Dataset rows
********************

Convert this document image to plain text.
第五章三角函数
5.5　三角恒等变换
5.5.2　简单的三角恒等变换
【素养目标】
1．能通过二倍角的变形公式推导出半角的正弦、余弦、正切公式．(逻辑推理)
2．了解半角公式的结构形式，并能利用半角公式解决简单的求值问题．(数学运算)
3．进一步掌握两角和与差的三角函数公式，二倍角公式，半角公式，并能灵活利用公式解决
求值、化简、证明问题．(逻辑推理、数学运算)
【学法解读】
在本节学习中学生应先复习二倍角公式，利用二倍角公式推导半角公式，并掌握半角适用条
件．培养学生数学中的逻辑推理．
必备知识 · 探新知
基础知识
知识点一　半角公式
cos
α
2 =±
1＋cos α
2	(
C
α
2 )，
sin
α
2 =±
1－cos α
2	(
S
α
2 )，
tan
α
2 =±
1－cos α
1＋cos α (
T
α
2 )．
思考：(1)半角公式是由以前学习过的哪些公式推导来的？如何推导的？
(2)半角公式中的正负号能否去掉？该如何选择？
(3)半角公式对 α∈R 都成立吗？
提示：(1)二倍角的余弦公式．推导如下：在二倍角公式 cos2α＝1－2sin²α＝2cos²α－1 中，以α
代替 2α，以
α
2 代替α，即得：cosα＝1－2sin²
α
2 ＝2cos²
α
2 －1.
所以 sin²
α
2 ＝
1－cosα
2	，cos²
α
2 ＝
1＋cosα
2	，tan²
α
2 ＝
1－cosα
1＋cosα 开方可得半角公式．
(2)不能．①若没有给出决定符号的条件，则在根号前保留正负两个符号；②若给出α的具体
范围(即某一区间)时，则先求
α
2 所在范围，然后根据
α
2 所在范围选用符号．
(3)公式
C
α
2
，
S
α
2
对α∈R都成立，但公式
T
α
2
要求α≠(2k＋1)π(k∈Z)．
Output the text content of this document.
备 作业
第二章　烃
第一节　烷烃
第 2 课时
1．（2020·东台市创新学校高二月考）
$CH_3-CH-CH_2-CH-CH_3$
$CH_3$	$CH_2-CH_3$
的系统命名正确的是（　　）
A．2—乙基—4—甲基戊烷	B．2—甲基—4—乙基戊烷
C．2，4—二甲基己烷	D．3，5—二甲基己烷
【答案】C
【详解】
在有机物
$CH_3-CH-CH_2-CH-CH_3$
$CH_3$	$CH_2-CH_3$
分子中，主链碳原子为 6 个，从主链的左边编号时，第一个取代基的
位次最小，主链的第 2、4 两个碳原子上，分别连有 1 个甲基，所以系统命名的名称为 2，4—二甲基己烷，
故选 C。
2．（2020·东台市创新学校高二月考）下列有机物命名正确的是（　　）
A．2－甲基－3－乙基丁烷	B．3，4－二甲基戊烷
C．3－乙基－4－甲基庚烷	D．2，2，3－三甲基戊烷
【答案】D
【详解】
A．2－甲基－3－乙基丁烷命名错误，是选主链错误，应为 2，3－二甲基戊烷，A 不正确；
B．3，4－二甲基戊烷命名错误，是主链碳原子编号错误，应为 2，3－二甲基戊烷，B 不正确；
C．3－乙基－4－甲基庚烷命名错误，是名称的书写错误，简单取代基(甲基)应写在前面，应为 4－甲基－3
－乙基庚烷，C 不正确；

********************

Short task:
Return from the data every line that holds "二甲基戊烷".

Written reply:
A．2－甲基－3－乙基丁烷	B．3，4－二甲基戊烷
A．2－甲基－3－乙基丁烷命名错误，是选主链错误，应为 2，3－二甲基戊烷，A 不正确；
B．3，4－二甲基戊烷命名错误，是主链碳原子编号错误，应为 2，3－二甲基戊烷，B 不正确；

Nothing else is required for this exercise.